____ Listed records

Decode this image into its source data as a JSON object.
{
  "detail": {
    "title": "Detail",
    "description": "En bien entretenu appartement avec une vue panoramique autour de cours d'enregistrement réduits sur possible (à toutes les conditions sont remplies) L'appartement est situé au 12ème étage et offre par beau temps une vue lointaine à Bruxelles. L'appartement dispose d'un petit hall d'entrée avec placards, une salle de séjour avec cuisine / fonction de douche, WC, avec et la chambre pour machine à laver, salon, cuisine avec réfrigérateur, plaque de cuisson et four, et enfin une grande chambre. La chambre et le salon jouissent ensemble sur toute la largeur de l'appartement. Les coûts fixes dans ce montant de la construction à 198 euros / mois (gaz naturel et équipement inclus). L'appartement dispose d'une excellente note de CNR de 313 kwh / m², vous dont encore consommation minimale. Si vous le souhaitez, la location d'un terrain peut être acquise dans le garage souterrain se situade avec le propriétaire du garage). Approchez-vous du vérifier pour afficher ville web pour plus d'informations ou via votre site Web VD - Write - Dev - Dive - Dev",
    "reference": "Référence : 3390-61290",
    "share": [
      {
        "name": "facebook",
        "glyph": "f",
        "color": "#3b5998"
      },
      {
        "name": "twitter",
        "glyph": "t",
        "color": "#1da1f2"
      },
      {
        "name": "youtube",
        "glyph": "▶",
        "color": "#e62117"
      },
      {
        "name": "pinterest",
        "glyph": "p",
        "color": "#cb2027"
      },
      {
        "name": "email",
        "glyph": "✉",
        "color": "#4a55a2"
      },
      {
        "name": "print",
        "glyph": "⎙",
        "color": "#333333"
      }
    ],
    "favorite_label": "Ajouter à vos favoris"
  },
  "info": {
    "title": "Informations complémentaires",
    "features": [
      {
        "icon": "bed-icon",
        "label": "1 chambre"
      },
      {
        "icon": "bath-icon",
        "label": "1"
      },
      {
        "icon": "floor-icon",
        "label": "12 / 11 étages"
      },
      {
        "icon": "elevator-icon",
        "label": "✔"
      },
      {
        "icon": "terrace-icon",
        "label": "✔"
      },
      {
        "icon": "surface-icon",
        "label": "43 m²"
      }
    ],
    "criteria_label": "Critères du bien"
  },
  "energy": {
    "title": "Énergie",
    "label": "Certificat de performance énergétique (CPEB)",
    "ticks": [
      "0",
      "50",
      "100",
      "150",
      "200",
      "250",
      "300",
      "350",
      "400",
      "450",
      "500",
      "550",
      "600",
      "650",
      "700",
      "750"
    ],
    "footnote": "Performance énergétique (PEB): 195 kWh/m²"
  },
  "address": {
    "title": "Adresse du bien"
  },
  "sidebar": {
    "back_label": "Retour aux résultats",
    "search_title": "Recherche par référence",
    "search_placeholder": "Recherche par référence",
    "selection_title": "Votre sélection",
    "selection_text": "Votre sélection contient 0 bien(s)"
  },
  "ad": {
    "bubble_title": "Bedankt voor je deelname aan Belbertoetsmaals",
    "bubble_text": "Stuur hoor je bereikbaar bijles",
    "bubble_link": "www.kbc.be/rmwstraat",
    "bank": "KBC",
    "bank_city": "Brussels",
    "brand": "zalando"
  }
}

________

**Task requirements**. Find all lines holding the string "icon" and copy them.

**Solution to this problem**.
        "icon": "bed-icon",
        "icon": "bath-icon",
        "icon": "floor-icon",
        "icon": "elevator-icon",
        "icon": "terrace-icon",
        "icon": "surface-icon",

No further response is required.